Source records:
>> Begin

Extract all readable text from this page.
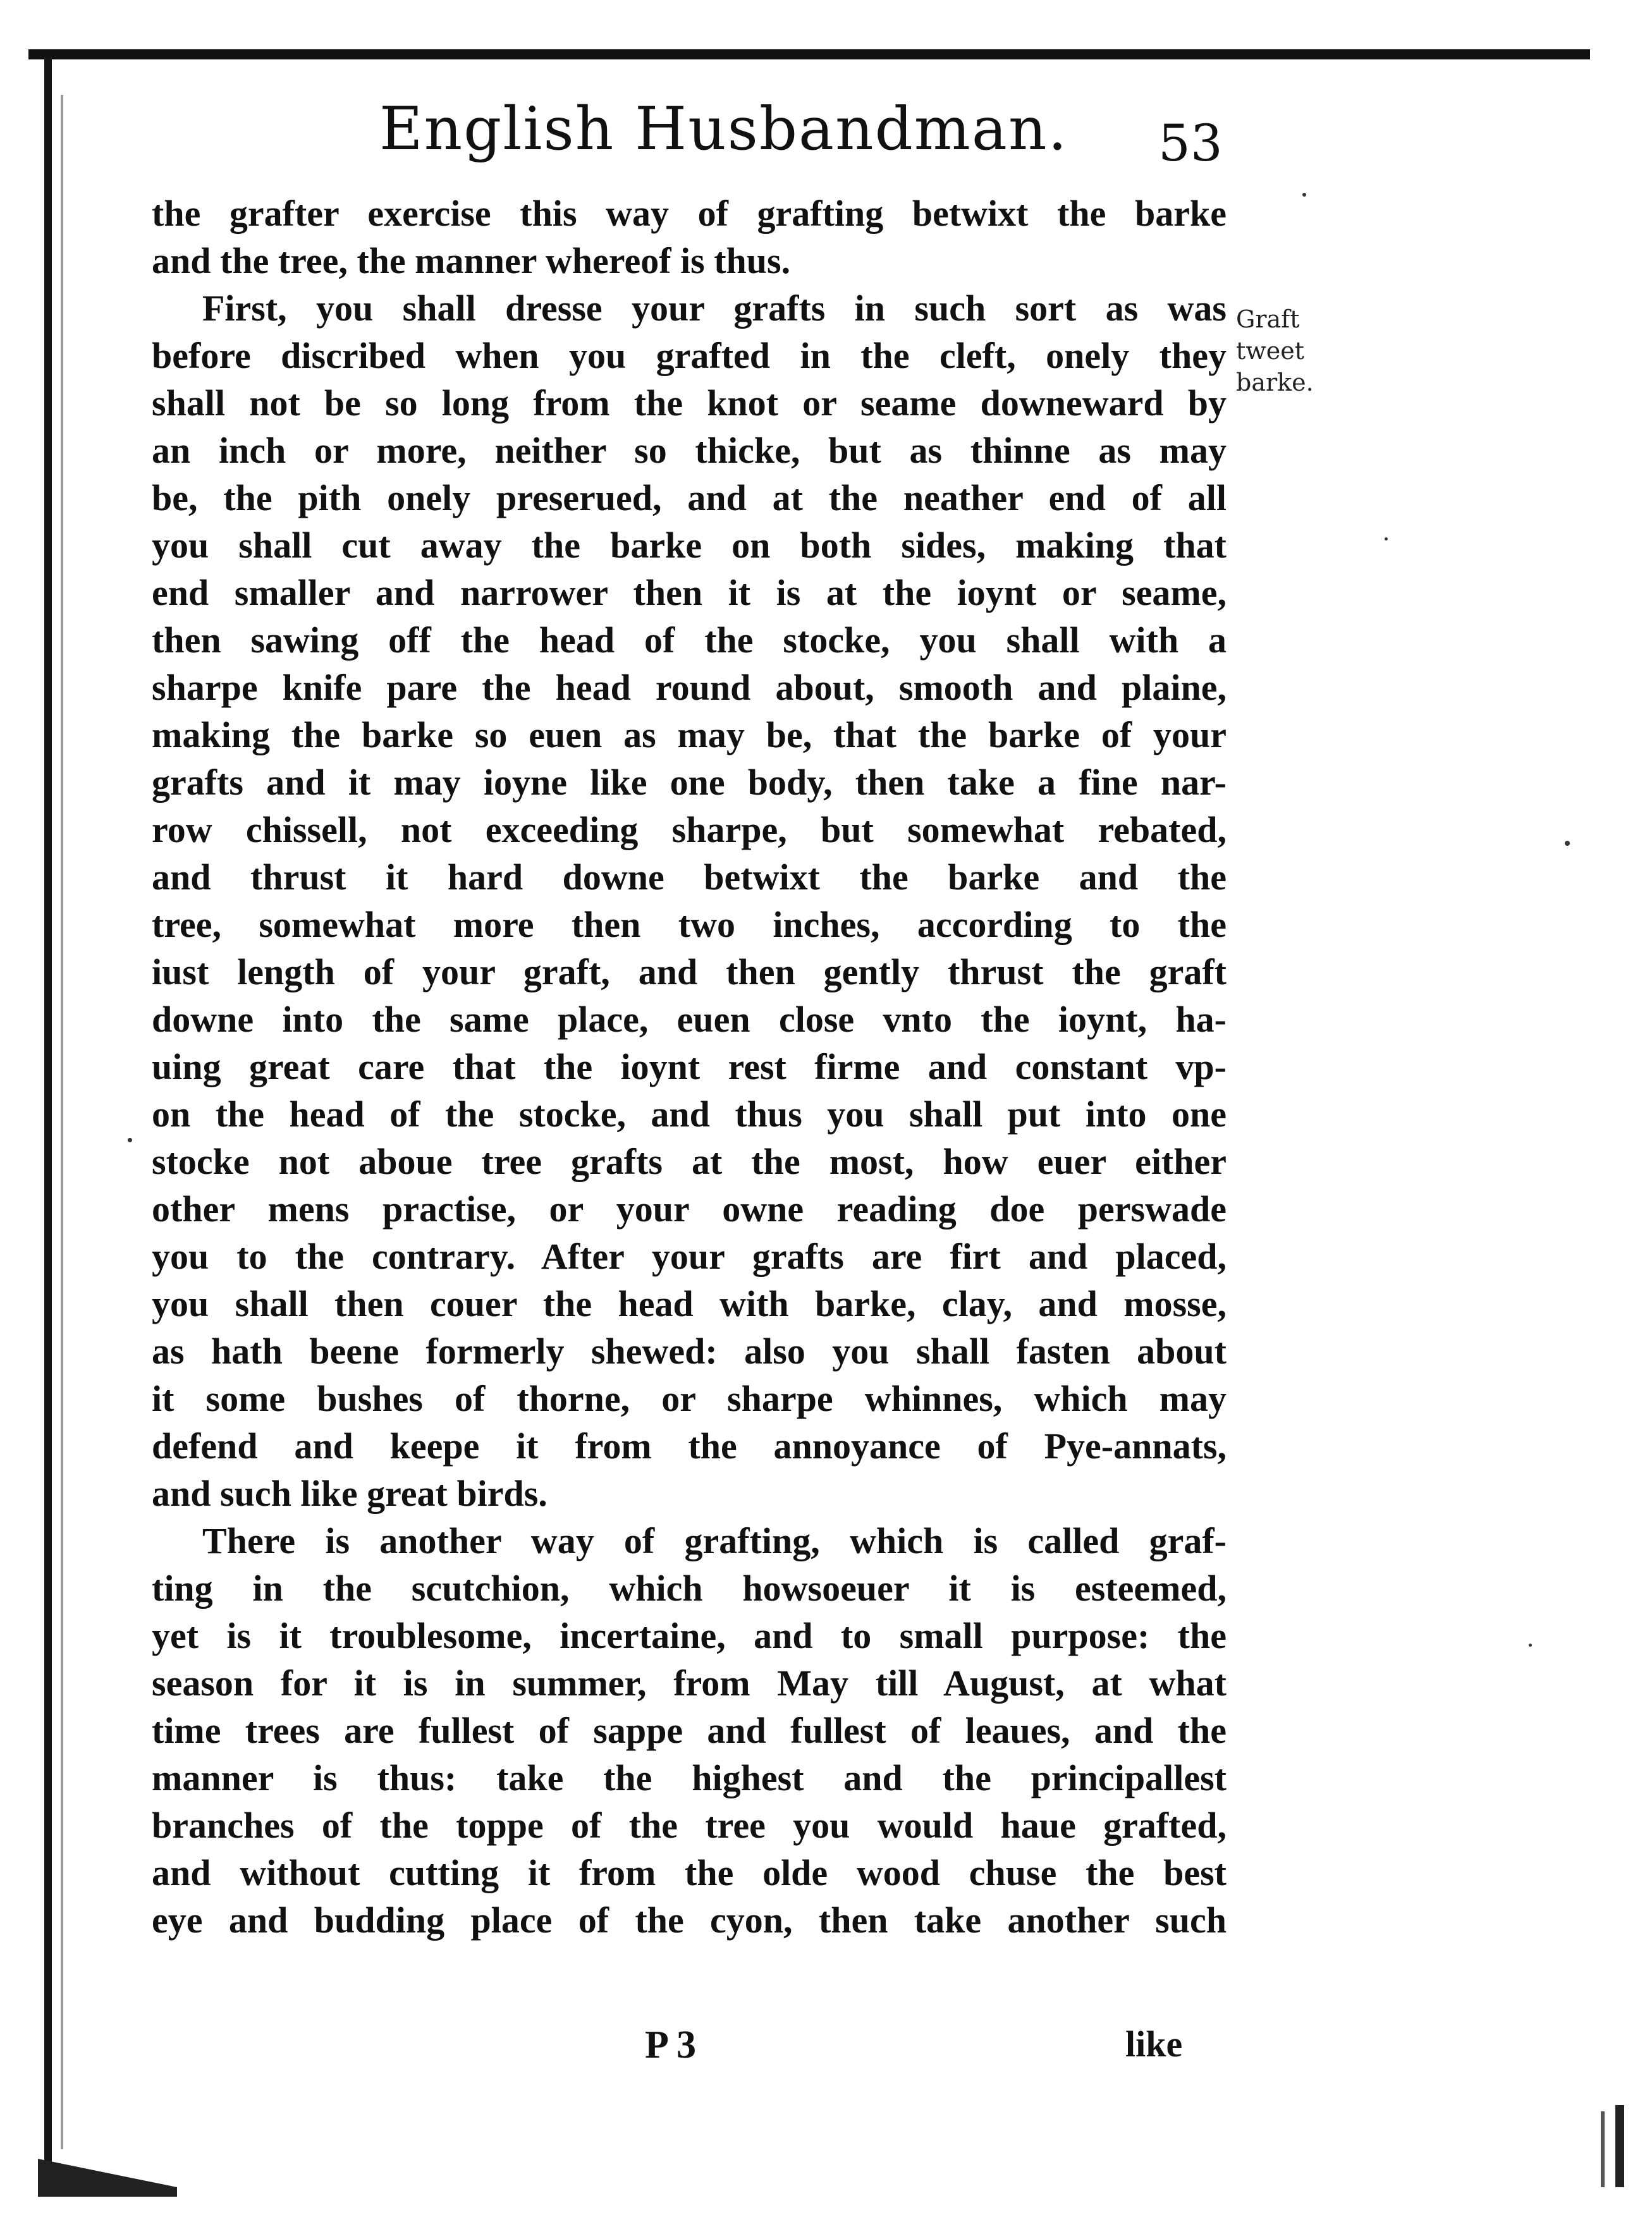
English Husbandman. 53
Graft
tweet
barke.
the grafter exercise this way of grafting betwixt the barke
and the tree, the manner whereof is thus.
First, you shall dresse your grafts in such sort as was
before discribed when you grafted in the cleft, onely they
shall not be so long from the knot or seame downeward by
an inch or more, neither so thicke, but as thinne as may
be, the pith onely preserued, and at the neather end of all
you shall cut away the barke on both sides, making that
end smaller and narrower then it is at the ioynt or seame,
then sawing off the head of the stocke, you shall with a
sharpe knife pare the head round about, smooth and plaine,
making the barke so euen as may be, that the barke of your
grafts and it may ioyne like one body, then take a fine nar-
row chissell, not exceeding sharpe, but somewhat rebated,
and thrust it hard downe betwixt the barke and the
tree, somewhat more then two inches, according to the
iust length of your graft, and then gently thrust the graft
downe into the same place, euen close vnto the ioynt, ha-
uing great care that the ioynt rest firme and constant vp-
on the head of the stocke, and thus you shall put into one
stocke not aboue tree grafts at the most, how euer either
other mens practise, or your owne reading doe perswade
you to the contrary. After your grafts are firt and placed,
you shall then couer the head with barke, clay, and mosse,
as hath beene formerly shewed: also you shall fasten about
it some bushes of thorne, or sharpe whinnes, which may
defend and keepe it from the annoyance of Pye-annats,
and such like great birds.
There is another way of grafting, which is called graf-
ting in the scutchion, which howsoeuer it is esteemed,
yet is it troublesome, incertaine, and to small purpose: the
season for it is in summer, from May till August, at what
time trees are fullest of sappe and fullest of leaues, and the
manner is thus: take the highest and the principallest
branches of the toppe of the tree you would haue grafted,
and without cutting it from the olde wood chuse the best
eye and budding place of the cyon, then take another such
P 3	like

>> End

(AIM)
Could you reproduce every record above exactly, leaving out the pictures?

(COMPLETE ANSWER)
Extract all readable text from this page.
English Husbandman. 53
Graft
tweet
barke.
the grafter exercise this way of grafting betwixt the barke
and the tree, the manner whereof is thus.
First, you shall dresse your grafts in such sort as was
before discribed when you grafted in the cleft, onely they
shall not be so long from the knot or seame downeward by
an inch or more, neither so thicke, but as thinne as may
be, the pith onely preserued, and at the neather end of all
you shall cut away the barke on both sides, making that
end smaller and narrower then it is at the ioynt or seame,
then sawing off the head of the stocke, you shall with a
sharpe knife pare the head round about, smooth and plaine,
making the barke so euen as may be, that the barke of your
grafts and it may ioyne like one body, then take a fine nar-
row chissell, not exceeding sharpe, but somewhat rebated,
and thrust it hard downe betwixt the barke and the
tree, somewhat more then two inches, according to the
iust length of your graft, and then gently thrust the graft
downe into the same place, euen close vnto the ioynt, ha-
uing great care that the ioynt rest firme and constant vp-
on the head of the stocke, and thus you shall put into one
stocke not aboue tree grafts at the most, how euer either
other mens practise, or your owne reading doe perswade
you to the contrary. After your grafts are firt and placed,
you shall then couer the head with barke, clay, and mosse,
as hath beene formerly shewed: also you shall fasten about
it some bushes of thorne, or sharpe whinnes, which may
defend and keepe it from the annoyance of Pye-annats,
and such like great birds.
There is another way of grafting, which is called graf-
ting in the scutchion, which howsoeuer it is esteemed,
yet is it troublesome, incertaine, and to small purpose: the
season for it is in summer, from May till August, at what
time trees are fullest of sappe and fullest of leaues, and the
manner is thus: take the highest and the principallest
branches of the toppe of the tree you would haue grafted,
and without cutting it from the olde wood chuse the best
eye and budding place of the cyon, then take another such
P 3	like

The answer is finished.